- GOAL
Reproduce all entries verbatim, with nothing added or dropped.

---------------

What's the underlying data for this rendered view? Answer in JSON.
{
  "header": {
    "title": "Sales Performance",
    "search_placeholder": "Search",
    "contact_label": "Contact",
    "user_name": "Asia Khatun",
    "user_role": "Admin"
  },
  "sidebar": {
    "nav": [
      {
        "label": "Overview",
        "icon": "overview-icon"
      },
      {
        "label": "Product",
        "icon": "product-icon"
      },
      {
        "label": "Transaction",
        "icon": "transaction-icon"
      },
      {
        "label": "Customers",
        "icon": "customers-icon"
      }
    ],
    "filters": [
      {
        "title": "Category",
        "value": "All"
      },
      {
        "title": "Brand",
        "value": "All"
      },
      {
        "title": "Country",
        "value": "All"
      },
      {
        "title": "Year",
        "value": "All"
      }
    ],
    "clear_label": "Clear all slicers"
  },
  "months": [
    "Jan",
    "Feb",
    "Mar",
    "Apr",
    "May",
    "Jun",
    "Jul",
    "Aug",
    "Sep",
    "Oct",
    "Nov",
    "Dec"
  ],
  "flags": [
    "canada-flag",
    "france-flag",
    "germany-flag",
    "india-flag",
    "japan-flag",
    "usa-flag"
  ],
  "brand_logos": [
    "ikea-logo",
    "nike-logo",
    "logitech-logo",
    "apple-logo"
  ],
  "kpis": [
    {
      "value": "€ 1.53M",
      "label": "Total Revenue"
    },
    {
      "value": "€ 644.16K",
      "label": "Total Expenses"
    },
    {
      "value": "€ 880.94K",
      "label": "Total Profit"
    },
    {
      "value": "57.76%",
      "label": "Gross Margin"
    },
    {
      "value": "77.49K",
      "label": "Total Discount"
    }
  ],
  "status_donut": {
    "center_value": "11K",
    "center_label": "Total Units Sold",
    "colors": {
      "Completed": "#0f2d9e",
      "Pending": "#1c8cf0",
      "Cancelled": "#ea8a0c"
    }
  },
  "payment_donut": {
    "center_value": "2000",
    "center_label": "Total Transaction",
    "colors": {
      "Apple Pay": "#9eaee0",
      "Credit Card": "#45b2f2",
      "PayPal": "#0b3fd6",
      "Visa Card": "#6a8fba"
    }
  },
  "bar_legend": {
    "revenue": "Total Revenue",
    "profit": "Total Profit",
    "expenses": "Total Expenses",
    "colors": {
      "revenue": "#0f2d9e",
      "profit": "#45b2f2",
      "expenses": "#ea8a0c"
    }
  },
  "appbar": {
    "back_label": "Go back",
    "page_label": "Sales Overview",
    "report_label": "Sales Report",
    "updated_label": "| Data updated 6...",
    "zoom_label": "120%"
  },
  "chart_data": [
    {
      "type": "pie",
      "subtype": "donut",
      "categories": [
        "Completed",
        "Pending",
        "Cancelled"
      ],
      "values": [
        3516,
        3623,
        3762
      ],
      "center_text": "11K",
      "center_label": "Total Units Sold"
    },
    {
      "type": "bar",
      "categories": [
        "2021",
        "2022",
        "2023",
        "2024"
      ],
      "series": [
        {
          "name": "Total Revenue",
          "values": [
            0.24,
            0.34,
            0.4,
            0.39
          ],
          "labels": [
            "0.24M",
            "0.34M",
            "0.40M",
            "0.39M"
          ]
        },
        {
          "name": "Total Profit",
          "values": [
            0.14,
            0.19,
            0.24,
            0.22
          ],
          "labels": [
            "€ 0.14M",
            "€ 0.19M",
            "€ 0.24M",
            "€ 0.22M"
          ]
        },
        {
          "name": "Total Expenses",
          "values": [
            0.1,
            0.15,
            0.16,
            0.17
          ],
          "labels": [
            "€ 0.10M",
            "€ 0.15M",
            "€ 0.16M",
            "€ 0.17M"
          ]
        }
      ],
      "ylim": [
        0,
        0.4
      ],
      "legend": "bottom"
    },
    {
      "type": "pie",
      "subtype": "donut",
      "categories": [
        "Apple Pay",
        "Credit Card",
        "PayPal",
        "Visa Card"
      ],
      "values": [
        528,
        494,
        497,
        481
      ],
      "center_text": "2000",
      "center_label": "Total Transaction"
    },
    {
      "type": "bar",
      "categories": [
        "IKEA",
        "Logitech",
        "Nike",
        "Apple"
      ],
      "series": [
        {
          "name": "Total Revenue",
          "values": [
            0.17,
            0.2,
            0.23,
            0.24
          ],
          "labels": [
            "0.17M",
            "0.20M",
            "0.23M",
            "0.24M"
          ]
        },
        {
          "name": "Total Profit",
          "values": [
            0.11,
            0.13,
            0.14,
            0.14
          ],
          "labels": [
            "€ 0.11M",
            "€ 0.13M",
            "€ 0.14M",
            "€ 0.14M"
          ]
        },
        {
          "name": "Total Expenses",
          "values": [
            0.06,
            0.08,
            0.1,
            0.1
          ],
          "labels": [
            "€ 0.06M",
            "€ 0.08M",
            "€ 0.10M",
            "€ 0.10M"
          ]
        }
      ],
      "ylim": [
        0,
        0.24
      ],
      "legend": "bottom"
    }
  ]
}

---------------

- REPLY
What's the underlying data for this rendered view? Answer in JSON.
{
  "header": {
    "title": "Sales Performance",
    "search_placeholder": "Search",
    "contact_label": "Contact",
    "user_name": "Asia Khatun",
    "user_role": "Admin"
  },
  "sidebar": {
    "nav": [
      {
        "label": "Overview",
        "icon": "overview-icon"
      },
      {
        "label": "Product",
        "icon": "product-icon"
      },
      {
        "label": "Transaction",
        "icon": "transaction-icon"
      },
      {
        "label": "Customers",
        "icon": "customers-icon"
      }
    ],
    "filters": [
      {
        "title": "Category",
        "value": "All"
      },
      {
        "title": "Brand",
        "value": "All"
      },
      {
        "title": "Country",
        "value": "All"
      },
      {
        "title": "Year",
        "value": "All"
      }
    ],
    "clear_label": "Clear all slicers"
  },
  "months": [
    "Jan",
    "Feb",
    "Mar",
    "Apr",
    "May",
    "Jun",
    "Jul",
    "Aug",
    "Sep",
    "Oct",
    "Nov",
    "Dec"
  ],
  "flags": [
    "canada-flag",
    "france-flag",
    "germany-flag",
    "india-flag",
    "japan-flag",
    "usa-flag"
  ],
  "brand_logos": [
    "ikea-logo",
    "nike-logo",
    "logitech-logo",
    "apple-logo"
  ],
  "kpis": [
    {
      "value": "€ 1.53M",
      "label": "Total Revenue"
    },
    {
      "value": "€ 644.16K",
      "label": "Total Expenses"
    },
    {
      "value": "€ 880.94K",
      "label": "Total Profit"
    },
    {
      "value": "57.76%",
      "label": "Gross Margin"
    },
    {
      "value": "77.49K",
      "label": "Total Discount"
    }
  ],
  "status_donut": {
    "center_value": "11K",
    "center_label": "Total Units Sold",
    "colors": {
      "Completed": "#0f2d9e",
      "Pending": "#1c8cf0",
      "Cancelled": "#ea8a0c"
    }
  },
  "payment_donut": {
    "center_value": "2000",
    "center_label": "Total Transaction",
    "colors": {
      "Apple Pay": "#9eaee0",
      "Credit Card": "#45b2f2",
      "PayPal": "#0b3fd6",
      "Visa Card": "#6a8fba"
    }
  },
  "bar_legend": {
    "revenue": "Total Revenue",
    "profit": "Total Profit",
    "expenses": "Total Expenses",
    "colors": {
      "revenue": "#0f2d9e",
      "profit": "#45b2f2",
      "expenses": "#ea8a0c"
    }
  },
  "appbar": {
    "back_label": "Go back",
    "page_label": "Sales Overview",
    "report_label": "Sales Report",
    "updated_label": "| Data updated 6...",
    "zoom_label": "120%"
  },
  "chart_data": [
    {
      "type": "pie",
      "subtype": "donut",
      "categories": [
        "Completed",
        "Pending",
        "Cancelled"
      ],
      "values": [
        3516,
        3623,
        3762
      ],
      "center_text": "11K",
      "center_label": "Total Units Sold"
    },
    {
      "type": "bar",
      "categories": [
        "2021",
        "2022",
        "2023",
        "2024"
      ],
      "series": [
        {
          "name": "Total Revenue",
          "values": [
            0.24,
            0.34,
            0.4,
            0.39
          ],
          "labels": [
            "0.24M",
            "0.34M",
            "0.40M",
            "0.39M"
          ]
        },
        {
          "name": "Total Profit",
          "values": [
            0.14,
            0.19,
            0.24,
            0.22
          ],
          "labels": [
            "€ 0.14M",
            "€ 0.19M",
            "€ 0.24M",
            "€ 0.22M"
          ]
        },
        {
          "name": "Total Expenses",
          "values": [
            0.1,
            0.15,
            0.16,
            0.17
          ],
          "labels": [
            "€ 0.10M",
            "€ 0.15M",
            "€ 0.16M",
            "€ 0.17M"
          ]
        }
      ],
      "ylim": [
        0,
        0.4
      ],
      "legend": "bottom"
    },
    {
      "type": "pie",
      "subtype": "donut",
      "categories": [
        "Apple Pay",
        "Credit Card",
        "PayPal",
        "Visa Card"
      ],
      "values": [
        528,
        494,
        497,
        481
      ],
      "center_text": "2000",
      "center_label": "Total Transaction"
    },
    {
      "type": "bar",
      "categories": [
        "IKEA",
        "Logitech",
        "Nike",
        "Apple"
      ],
      "series": [
        {
          "name": "Total Revenue",
          "values": [
            0.17,
            0.2,
            0.23,
            0.24
          ],
          "labels": [
            "0.17M",
            "0.20M",
            "0.23M",
            "0.24M"
          ]
        },
        {
          "name": "Total Profit",
          "values": [
            0.11,
            0.13,
            0.14,
            0.14
          ],
          "labels": [
            "€ 0.11M",
            "€ 0.13M",
            "€ 0.14M",
            "€ 0.14M"
          ]
        },
        {
          "name": "Total Expenses",
          "values": [
            0.06,
            0.08,
            0.1,
            0.1
          ],
          "labels": [
            "€ 0.06M",
            "€ 0.08M",
            "€ 0.10M",
            "€ 0.10M"
          ]
        }
      ],
      "ylim": [
        0,
        0.24
      ],
      "legend": "bottom"
    }
  ]
}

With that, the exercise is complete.